La Nave è pensato e prodotto come una serie di dispacci quotidiani che Misculin scrive e monta al volo, condensando in una decina di minuti quello che giorno dopo giorno impara sui ponti della Geo Barents e raccontandolo attraverso un mix di narrazione e interviste con chi su quella nave ci lavora. È un esperimento interessante, con echi delle migliori puntate di Stories e della radio pubblica nordamericana, che indica una strada possibile e ancora poco percorsa per chi vuol fare giornalismo per le orecchie in Italia.
Il podcast de Il Post è scritto e prodotto con grande perizia e riesce nell’intento di decostruire la narrazione generalista che circonda le navi che prestano soccorso ai migranti. Girando al largo da qualunque ideologia, Misculin racconta quanto complesso e difficile sia gestire operazioni di questo tipo, tanto nelle fasi di salvataggio quanto in quelle in cui la nave resta alla deriva, sospesa in una strana tensione tra l’attesa di una richiesta d’intervento, la necessità di mantenere alta la concentrazione e la speranza che della nave non ci sia mai bisogno. Questa tensione si ritrova anche nella struttura del podcast, che, per pura casualità, costringe l’ascoltatore a prepararsi insieme alla ciurma per otto lunghi giorni/episodi, prima di essere lanciato di peso dentro a un’azione di salvataggio. All’improvviso i motori de La Nave si accendono, i ponti prendono vita e centonovanta persone vengono trasferite da un traballante peschereccio alla Geo Barents, trasformandone il paesaggio sonoro. Misculin è coinvolto direttamente nelle operazioni e il suo registratore si riempie di voci: c’è chi da istruzioni, chi offre conforto, chi spiega, chi canta e chi traduce. È il momento in cui capiamo emotivamente l’enormità del lavoro dell’equipaggio di queste navi e delle difficoltà che affronta chi da loro viene salvato.

- Record forniti:
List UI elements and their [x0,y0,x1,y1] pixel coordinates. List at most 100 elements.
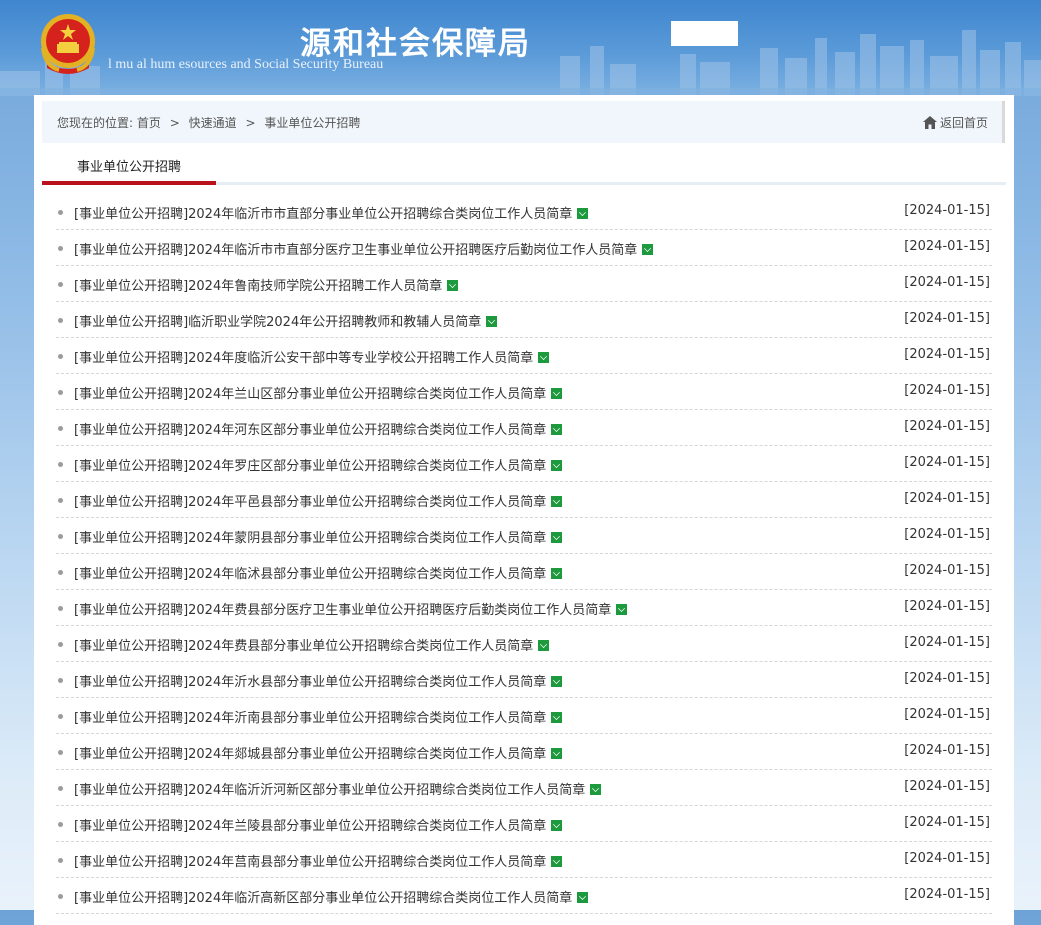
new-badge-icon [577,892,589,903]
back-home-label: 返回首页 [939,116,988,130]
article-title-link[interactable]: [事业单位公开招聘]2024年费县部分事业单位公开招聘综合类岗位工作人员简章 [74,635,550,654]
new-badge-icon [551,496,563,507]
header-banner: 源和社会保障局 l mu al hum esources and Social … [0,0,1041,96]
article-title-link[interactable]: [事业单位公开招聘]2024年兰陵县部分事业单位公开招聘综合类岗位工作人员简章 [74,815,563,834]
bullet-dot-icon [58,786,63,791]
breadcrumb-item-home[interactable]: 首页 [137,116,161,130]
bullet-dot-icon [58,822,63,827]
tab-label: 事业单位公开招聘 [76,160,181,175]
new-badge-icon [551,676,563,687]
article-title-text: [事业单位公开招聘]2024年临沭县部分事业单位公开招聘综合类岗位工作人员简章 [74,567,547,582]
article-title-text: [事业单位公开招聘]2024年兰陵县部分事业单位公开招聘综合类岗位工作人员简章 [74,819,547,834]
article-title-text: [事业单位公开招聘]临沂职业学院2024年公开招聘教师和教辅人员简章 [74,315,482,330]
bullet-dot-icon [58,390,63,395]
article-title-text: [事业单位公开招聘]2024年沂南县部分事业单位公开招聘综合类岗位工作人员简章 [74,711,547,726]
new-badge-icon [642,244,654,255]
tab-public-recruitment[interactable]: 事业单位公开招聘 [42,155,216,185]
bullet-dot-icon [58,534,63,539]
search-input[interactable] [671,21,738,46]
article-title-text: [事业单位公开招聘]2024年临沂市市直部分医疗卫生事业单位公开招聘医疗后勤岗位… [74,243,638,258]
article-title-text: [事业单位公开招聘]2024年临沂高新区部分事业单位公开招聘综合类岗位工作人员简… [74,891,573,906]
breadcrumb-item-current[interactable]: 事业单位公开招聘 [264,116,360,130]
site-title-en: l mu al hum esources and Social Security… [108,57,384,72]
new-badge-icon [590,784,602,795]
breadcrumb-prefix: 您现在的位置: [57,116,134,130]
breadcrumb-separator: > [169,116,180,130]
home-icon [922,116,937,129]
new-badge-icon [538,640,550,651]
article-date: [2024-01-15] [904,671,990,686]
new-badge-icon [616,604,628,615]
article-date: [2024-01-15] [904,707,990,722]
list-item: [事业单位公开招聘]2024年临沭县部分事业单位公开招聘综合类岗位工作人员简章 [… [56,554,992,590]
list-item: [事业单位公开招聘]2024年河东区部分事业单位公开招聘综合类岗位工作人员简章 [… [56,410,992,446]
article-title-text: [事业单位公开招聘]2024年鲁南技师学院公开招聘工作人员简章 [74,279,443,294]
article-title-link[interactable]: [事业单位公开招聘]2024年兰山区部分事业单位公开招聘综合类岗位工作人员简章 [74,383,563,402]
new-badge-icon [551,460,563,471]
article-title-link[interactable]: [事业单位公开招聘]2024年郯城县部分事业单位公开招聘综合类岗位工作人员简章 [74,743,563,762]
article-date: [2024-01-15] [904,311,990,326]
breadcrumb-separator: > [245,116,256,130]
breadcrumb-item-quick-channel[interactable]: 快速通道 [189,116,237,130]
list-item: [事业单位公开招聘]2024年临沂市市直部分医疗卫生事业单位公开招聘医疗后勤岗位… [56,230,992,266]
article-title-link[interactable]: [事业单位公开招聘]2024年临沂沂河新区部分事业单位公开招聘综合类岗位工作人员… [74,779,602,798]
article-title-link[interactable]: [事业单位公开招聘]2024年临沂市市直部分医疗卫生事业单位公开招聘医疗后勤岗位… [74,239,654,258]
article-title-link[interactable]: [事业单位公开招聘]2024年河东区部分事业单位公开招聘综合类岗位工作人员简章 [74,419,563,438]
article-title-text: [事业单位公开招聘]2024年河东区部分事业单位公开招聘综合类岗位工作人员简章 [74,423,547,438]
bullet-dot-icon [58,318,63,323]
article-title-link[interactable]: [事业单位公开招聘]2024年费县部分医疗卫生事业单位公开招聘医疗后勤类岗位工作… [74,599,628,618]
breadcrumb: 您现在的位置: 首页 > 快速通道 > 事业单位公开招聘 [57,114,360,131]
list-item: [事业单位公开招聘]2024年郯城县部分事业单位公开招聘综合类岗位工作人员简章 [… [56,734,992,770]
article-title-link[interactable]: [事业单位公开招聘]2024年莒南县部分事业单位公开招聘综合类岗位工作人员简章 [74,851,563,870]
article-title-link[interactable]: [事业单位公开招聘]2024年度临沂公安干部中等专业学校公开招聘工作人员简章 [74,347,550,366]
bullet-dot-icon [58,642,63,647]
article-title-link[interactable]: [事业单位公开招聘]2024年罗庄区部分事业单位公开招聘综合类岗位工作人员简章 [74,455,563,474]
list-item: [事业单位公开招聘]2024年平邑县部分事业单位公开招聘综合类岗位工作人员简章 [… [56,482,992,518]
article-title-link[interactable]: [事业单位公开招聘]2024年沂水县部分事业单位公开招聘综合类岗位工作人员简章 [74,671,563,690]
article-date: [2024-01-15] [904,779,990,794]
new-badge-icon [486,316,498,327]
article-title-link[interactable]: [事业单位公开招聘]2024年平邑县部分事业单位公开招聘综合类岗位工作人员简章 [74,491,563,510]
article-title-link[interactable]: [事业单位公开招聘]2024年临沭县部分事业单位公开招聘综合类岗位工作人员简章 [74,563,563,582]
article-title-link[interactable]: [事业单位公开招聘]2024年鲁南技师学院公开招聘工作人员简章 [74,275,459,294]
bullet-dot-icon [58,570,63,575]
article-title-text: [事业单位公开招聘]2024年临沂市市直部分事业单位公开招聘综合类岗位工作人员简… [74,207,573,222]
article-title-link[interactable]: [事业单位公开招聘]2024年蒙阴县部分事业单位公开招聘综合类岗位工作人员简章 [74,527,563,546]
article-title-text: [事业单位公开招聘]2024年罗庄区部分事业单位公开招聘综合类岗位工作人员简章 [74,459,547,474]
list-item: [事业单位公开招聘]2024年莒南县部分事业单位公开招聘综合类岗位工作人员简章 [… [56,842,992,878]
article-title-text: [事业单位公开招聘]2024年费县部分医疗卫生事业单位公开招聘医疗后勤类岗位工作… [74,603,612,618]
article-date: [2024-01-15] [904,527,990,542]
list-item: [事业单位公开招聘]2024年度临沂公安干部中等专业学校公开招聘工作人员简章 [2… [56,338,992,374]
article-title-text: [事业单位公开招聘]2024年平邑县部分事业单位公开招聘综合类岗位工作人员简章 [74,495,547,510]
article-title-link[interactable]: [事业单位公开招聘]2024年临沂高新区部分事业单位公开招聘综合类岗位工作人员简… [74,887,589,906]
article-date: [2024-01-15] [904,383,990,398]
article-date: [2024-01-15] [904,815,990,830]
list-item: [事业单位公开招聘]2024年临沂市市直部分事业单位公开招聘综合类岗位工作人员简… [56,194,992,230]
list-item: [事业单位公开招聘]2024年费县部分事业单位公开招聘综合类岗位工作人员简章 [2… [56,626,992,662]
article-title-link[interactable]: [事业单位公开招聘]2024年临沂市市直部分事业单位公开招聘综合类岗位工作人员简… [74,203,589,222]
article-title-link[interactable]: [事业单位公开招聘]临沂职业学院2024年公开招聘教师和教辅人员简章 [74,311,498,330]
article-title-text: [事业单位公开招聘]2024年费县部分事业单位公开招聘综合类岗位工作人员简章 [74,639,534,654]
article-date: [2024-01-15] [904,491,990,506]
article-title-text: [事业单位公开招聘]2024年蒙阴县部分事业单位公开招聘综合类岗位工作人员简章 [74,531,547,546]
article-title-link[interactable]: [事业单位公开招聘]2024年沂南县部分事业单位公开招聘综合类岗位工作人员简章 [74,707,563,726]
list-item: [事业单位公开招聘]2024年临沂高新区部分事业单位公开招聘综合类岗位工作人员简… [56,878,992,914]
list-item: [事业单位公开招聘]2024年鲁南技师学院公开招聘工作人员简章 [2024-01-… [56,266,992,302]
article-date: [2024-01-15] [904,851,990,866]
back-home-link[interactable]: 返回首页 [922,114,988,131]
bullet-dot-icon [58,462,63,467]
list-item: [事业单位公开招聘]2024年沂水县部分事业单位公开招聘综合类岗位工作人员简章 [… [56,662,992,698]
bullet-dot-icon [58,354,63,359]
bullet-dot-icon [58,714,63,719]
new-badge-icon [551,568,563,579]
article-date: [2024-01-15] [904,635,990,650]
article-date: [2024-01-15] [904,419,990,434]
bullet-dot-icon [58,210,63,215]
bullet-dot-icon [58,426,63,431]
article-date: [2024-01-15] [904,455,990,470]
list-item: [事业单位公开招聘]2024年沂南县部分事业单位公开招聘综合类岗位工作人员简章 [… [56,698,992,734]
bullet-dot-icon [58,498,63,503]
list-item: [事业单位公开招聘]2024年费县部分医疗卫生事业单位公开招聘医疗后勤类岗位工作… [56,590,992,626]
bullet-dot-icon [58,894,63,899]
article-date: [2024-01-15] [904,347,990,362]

==

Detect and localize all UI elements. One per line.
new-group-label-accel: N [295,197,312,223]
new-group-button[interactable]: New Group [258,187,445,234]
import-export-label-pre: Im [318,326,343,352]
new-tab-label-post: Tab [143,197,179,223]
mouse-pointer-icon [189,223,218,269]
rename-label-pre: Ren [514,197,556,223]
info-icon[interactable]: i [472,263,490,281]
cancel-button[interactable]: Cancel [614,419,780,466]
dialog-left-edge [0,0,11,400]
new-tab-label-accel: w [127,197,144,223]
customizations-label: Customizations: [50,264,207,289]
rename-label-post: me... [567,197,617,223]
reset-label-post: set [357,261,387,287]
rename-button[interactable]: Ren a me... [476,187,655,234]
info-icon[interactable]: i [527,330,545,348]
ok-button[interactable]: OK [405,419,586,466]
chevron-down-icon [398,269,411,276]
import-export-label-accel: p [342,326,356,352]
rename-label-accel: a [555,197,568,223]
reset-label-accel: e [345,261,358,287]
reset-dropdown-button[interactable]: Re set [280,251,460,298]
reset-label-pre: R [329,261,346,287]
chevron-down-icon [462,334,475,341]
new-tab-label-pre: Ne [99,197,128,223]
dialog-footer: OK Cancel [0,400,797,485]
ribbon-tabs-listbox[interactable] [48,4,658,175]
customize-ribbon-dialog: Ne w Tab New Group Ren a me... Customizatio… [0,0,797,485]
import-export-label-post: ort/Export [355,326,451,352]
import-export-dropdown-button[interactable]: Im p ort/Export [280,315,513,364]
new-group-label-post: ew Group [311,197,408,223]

- Cosa si chiede:
1. Trascrivi per intero il brano estratto sul podcast La Nave, senza cambiare nulla.
2. Esprimi come tabella Markdown le righe dei record comprese tra quella che contiene "Detect and localize" e quella che contiene "mouse-pointer-icon [189,223,218,269]", entrambe incluse. Usa due colonne, Num per il numero progressivo della riga e Contenuto per la riga stessa, e tralascia le righe vuote.

- Soluzioni in ordine:
1.
La Nave è pensato e prodotto come una serie di dispacci quotidiani che Misculin scrive e monta al volo, condensando in una decina di minuti quello che giorno dopo giorno impara sui ponti della Geo Barents e raccontandolo attraverso un mix di narrazione e interviste con chi su quella nave ci lavora. È un esperimento interessante, con echi delle migliori puntate di Stories e della radio pubblica nordamericana, che indica una strada possibile e ancora poco percorsa per chi vuol fare giornalismo per le orecchie in Italia.
Il podcast de Il Post è scritto e prodotto con grande perizia e riesce nell’intento di decostruire la narrazione generalista che circonda le navi che prestano soccorso ai migranti. Girando al largo da qualunque ideologia, Misculin racconta quanto complesso e difficile sia gestire operazioni di questo tipo, tanto nelle fasi di salvataggio quanto in quelle in cui la nave resta alla deriva, sospesa in una strana tensione tra l’attesa di una richiesta d’intervento, la necessità di mantenere alta la concentrazione e la speranza che della nave non ci sia mai bisogno. Questa tensione si ritrova anche nella struttura del podcast, che, per pura casualità, costringe l’ascoltatore a prepararsi insieme alla ciurma per otto lunghi giorni/episodi, prima di essere lanciato di peso dentro a un’azione di salvataggio. All’improvviso i motori de La Nave si accendono, i ponti prendono vita e centonovanta persone vengono trasferite da un traballante peschereccio alla Geo Barents, trasformandone il paesaggio sonoro. Misculin è coinvolto direttamente nelle operazioni e il suo registratore si riempie di voci: c’è chi da istruzioni, chi offre conforto, chi spiega, chi canta e chi traduce. È il momento in cui capiamo emotivamente l’enormità del lavoro dell’equipaggio di queste navi e delle difficoltà che affronta chi da loro viene salvato.

2.
| Num | Contenuto |
|---|---|
| 1 | Detect and localize all UI elements. One per line. |
| 2 | new-group-label-accel: N [295,197,312,223] |
| 3 | new-group-button[interactable]: New Group [258,187,445,234] |
| 4 | import-export-label-pre: Im [318,326,343,352] |
| 5 | new-tab-label-post: Tab [143,197,179,223] |
| 6 | mouse-pointer-icon [189,223,218,269] |